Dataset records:

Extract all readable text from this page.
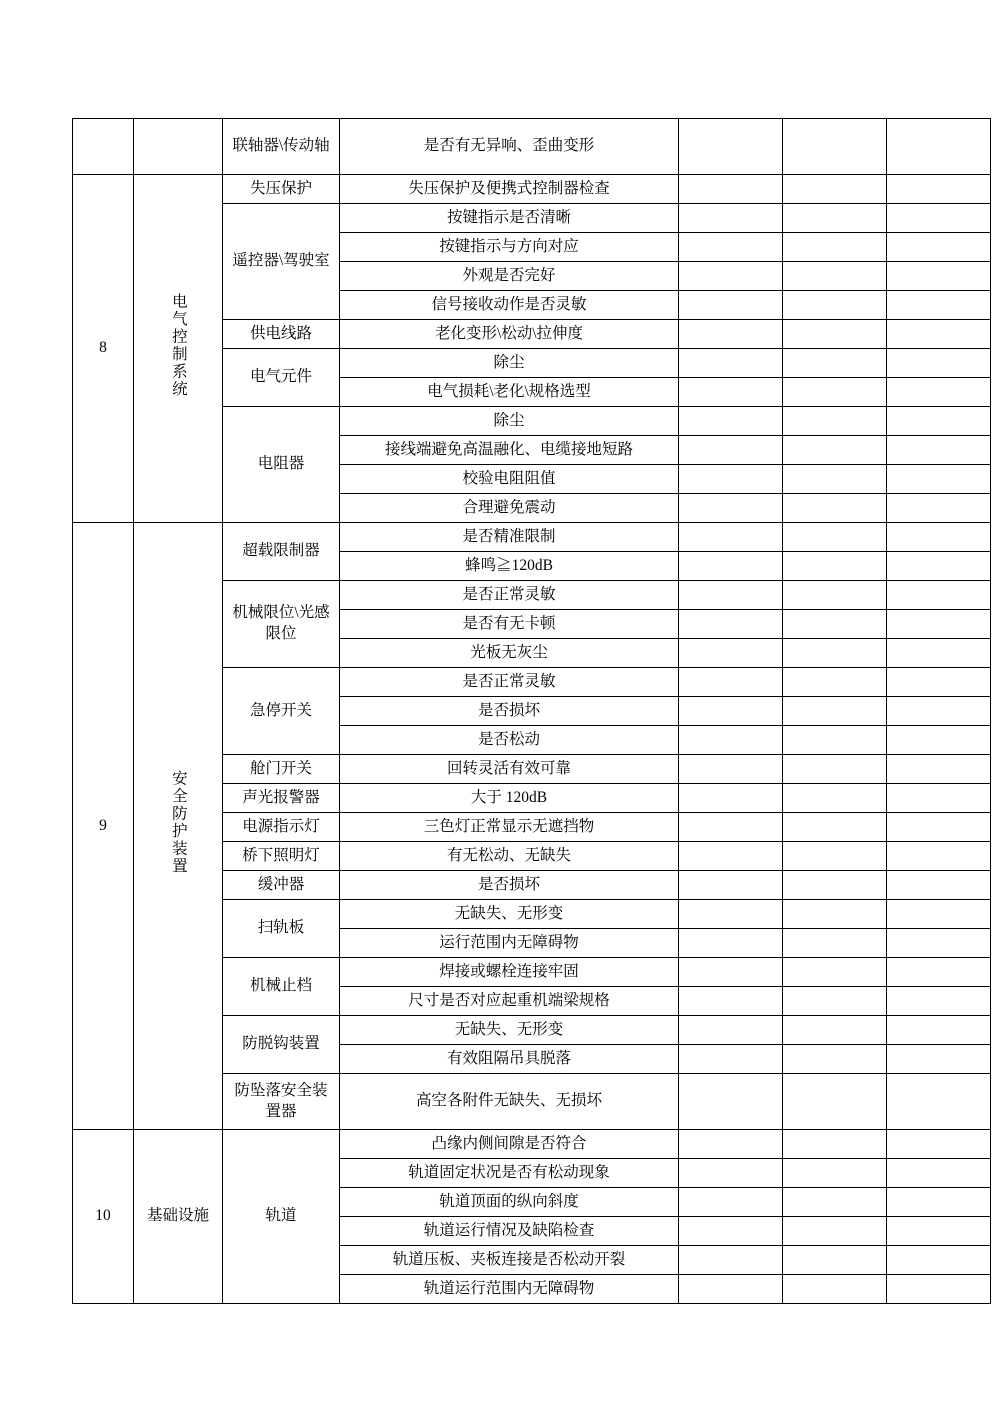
		联轴器\传动轴	是否有无异响、歪曲变形			
8	电气控制系统	失压保护	失压保护及便携式控制器检查			
		遥控器\驾驶室	按键指示是否清晰			
			按键指示与方向对应			
			外观是否完好			
			信号接收动作是否灵敏			
		供电线路	老化变形\松动\拉伸度			
		电气元件	除尘			
			电气损耗\老化\规格选型			
		电阻器	除尘			
			接线端避免高温融化、电缆接地短路			
			校验电阻阻值			
			合理避免震动			
9	安全防护装置	超载限制器	是否精准限制			
			蜂鸣≧120dB			
		机械限位\光感限位	是否正常灵敏			
			是否有无卡顿			
			光板无灰尘			
		急停开关	是否正常灵敏			
			是否损坏			
			是否松动			
		舱门开关	回转灵活有效可靠			
		声光报警器	大于 120dB			
		电源指示灯	三色灯正常显示无遮挡物			
		桥下照明灯	有无松动、无缺失			
		缓冲器	是否损坏			
		扫轨板	无缺失、无形变			
			运行范围内无障碍物			
		机械止档	焊接或螺栓连接牢固			
			尺寸是否对应起重机端梁规格			
		防脱钩装置	无缺失、无形变			
			有效阻隔吊具脱落			
		防坠落安全装置器	高空各附件无缺失、无损坏			
10	基础设施	轨道	凸缘内侧间隙是否符合			
			轨道固定状况是否有松动现象			
			轨道顶面的纵向斜度			
			轨道运行情况及缺陷检查			
			轨道压板、夹板连接是否松动开裂			
			轨道运行范围内无障碍物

### Aim of the task:
None of the pictures should appear; repeat the records exactly otherwise.

### Solved exercise:
Extract all readable text from this page.
		联轴器\传动轴	是否有无异响、歪曲变形			
8	电气控制系统	失压保护	失压保护及便携式控制器检查			
		遥控器\驾驶室	按键指示是否清晰			
			按键指示与方向对应			
			外观是否完好			
			信号接收动作是否灵敏			
		供电线路	老化变形\松动\拉伸度			
		电气元件	除尘			
			电气损耗\老化\规格选型			
		电阻器	除尘			
			接线端避免高温融化、电缆接地短路			
			校验电阻阻值			
			合理避免震动			
9	安全防护装置	超载限制器	是否精准限制			
			蜂鸣≧120dB			
		机械限位\光感限位	是否正常灵敏			
			是否有无卡顿			
			光板无灰尘			
		急停开关	是否正常灵敏			
			是否损坏			
			是否松动			
		舱门开关	回转灵活有效可靠			
		声光报警器	大于 120dB			
		电源指示灯	三色灯正常显示无遮挡物			
		桥下照明灯	有无松动、无缺失			
		缓冲器	是否损坏			
		扫轨板	无缺失、无形变			
			运行范围内无障碍物			
		机械止档	焊接或螺栓连接牢固			
			尺寸是否对应起重机端梁规格			
		防脱钩装置	无缺失、无形变			
			有效阻隔吊具脱落			
		防坠落安全装置器	高空各附件无缺失、无损坏			
10	基础设施	轨道	凸缘内侧间隙是否符合			
			轨道固定状况是否有松动现象			
			轨道顶面的纵向斜度			
			轨道运行情况及缺陷检查			
			轨道压板、夹板连接是否松动开裂			
			轨道运行范围内无障碍物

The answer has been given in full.